- [Your goal]
Lines that include the word "wiedzy" are the ones to copy.

- [Data rows]
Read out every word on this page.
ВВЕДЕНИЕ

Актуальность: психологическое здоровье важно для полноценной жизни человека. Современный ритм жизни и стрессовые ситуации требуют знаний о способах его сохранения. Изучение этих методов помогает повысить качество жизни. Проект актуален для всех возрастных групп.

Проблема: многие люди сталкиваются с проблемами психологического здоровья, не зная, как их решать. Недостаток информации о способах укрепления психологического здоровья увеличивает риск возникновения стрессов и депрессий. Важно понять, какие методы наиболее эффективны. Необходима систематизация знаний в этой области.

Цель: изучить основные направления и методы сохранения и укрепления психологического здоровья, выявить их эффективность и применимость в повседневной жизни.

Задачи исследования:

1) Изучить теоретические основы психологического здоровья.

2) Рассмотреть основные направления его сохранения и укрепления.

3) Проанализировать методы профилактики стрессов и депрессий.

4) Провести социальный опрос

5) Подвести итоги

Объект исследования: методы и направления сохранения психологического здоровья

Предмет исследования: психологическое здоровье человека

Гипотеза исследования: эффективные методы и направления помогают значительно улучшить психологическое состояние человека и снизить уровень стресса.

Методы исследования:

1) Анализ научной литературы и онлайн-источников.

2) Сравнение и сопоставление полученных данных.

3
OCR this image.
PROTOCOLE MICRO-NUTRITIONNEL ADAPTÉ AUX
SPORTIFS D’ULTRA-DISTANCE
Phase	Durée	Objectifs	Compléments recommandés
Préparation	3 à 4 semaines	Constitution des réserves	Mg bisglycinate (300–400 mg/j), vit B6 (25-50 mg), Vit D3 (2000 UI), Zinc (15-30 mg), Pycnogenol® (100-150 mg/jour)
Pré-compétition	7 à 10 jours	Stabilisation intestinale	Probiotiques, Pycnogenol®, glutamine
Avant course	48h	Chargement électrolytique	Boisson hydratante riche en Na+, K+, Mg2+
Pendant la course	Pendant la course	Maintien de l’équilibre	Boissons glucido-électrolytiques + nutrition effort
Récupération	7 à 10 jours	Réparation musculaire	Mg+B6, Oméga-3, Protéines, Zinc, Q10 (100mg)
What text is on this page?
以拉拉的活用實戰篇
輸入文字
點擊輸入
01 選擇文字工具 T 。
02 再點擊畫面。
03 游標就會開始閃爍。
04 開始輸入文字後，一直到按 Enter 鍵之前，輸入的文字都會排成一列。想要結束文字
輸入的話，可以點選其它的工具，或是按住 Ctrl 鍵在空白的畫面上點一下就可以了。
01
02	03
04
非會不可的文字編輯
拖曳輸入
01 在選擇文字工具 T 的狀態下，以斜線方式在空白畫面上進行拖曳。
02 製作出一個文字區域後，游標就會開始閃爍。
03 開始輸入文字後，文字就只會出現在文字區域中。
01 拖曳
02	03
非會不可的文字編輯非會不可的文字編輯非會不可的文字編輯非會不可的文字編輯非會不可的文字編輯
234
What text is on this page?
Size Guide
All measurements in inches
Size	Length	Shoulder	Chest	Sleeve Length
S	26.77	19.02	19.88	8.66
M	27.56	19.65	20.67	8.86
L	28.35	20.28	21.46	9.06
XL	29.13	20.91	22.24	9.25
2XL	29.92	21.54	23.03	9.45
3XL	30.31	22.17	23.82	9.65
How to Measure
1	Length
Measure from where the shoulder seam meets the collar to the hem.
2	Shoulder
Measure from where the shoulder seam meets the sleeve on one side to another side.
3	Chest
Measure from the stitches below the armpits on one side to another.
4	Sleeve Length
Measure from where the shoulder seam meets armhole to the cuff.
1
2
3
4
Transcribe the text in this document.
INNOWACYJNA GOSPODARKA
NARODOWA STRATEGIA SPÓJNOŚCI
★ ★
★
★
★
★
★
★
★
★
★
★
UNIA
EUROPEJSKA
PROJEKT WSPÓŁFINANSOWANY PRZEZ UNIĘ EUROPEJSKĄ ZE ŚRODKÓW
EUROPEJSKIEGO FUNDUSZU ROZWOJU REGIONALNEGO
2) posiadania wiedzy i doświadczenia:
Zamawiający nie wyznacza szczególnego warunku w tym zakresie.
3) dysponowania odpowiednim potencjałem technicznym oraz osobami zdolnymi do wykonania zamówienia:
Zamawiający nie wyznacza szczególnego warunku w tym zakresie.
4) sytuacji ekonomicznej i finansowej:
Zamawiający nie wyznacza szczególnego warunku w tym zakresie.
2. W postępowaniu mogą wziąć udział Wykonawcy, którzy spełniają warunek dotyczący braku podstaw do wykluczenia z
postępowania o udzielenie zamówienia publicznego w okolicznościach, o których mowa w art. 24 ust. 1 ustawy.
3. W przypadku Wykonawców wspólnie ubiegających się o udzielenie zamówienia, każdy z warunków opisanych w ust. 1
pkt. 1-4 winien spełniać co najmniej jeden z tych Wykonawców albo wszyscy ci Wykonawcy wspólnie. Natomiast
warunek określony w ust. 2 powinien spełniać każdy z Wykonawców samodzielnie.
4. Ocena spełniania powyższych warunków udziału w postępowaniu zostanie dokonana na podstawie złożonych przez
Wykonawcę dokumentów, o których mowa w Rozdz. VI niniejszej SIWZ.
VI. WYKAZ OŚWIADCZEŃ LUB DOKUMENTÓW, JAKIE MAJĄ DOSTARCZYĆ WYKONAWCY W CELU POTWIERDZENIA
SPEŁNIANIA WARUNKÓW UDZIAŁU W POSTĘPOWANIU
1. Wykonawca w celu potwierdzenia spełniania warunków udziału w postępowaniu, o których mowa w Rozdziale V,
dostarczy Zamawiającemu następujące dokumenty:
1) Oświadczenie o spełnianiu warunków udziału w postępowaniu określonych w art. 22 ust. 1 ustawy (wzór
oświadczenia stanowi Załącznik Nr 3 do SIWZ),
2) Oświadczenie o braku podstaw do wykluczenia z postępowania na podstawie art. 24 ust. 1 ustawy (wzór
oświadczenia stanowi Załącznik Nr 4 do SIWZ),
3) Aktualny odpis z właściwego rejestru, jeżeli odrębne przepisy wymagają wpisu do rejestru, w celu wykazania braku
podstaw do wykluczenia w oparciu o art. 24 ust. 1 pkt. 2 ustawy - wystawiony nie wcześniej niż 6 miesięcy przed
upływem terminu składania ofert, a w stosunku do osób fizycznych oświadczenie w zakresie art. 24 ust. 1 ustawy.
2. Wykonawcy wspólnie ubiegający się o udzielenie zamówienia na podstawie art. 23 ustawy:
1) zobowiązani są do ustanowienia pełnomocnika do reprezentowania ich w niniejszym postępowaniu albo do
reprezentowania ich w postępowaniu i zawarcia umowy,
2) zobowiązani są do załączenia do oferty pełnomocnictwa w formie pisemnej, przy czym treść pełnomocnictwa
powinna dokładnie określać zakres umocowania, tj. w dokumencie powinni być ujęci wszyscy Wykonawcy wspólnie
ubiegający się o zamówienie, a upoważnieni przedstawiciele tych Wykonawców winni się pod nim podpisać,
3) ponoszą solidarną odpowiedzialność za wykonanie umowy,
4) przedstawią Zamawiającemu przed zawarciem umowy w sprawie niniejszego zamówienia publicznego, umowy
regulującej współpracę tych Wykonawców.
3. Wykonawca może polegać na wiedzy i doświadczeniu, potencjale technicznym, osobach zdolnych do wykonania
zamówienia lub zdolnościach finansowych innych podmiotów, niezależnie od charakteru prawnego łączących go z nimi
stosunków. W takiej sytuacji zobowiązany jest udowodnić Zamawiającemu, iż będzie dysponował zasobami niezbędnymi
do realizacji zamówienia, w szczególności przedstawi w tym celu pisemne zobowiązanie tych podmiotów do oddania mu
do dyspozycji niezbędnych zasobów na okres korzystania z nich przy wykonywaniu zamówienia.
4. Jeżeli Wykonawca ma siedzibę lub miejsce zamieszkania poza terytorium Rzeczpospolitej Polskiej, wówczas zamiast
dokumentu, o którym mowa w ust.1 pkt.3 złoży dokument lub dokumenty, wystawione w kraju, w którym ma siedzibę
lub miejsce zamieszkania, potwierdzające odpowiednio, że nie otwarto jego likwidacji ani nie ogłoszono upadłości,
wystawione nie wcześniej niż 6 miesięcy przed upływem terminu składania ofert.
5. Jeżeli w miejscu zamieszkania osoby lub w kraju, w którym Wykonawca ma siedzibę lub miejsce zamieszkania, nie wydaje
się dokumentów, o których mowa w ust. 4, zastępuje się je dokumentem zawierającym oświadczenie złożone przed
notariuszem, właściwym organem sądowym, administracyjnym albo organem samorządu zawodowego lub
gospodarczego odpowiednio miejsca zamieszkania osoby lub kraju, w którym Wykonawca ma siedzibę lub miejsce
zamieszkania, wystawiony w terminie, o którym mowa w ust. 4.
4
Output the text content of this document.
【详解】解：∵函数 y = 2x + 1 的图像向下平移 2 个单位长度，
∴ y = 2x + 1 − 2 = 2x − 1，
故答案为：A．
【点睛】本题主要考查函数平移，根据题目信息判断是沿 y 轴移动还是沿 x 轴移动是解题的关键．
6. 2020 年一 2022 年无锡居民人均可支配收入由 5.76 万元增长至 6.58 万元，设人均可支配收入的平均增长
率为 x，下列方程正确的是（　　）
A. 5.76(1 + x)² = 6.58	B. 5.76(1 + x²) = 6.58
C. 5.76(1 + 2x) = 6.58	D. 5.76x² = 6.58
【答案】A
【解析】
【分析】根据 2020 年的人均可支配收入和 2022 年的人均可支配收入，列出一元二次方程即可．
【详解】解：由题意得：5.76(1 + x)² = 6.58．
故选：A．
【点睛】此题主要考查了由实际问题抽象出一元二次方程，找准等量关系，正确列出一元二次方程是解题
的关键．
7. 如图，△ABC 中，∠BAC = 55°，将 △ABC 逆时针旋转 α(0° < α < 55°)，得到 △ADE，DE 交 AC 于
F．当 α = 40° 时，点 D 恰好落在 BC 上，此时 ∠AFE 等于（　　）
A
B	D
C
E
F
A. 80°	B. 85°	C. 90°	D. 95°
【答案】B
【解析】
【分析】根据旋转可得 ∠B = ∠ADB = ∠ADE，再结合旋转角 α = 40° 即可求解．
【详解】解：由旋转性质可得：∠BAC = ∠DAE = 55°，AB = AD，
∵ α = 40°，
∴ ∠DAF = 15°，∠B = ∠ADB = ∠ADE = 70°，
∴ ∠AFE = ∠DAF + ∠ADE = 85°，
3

- [Final answer]
2) posiadania wiedzy i doświadczenia:
3. Wykonawca może polegać na wiedzy i doświadczeniu, potencjale technicznym, osobach zdolnych do wykonania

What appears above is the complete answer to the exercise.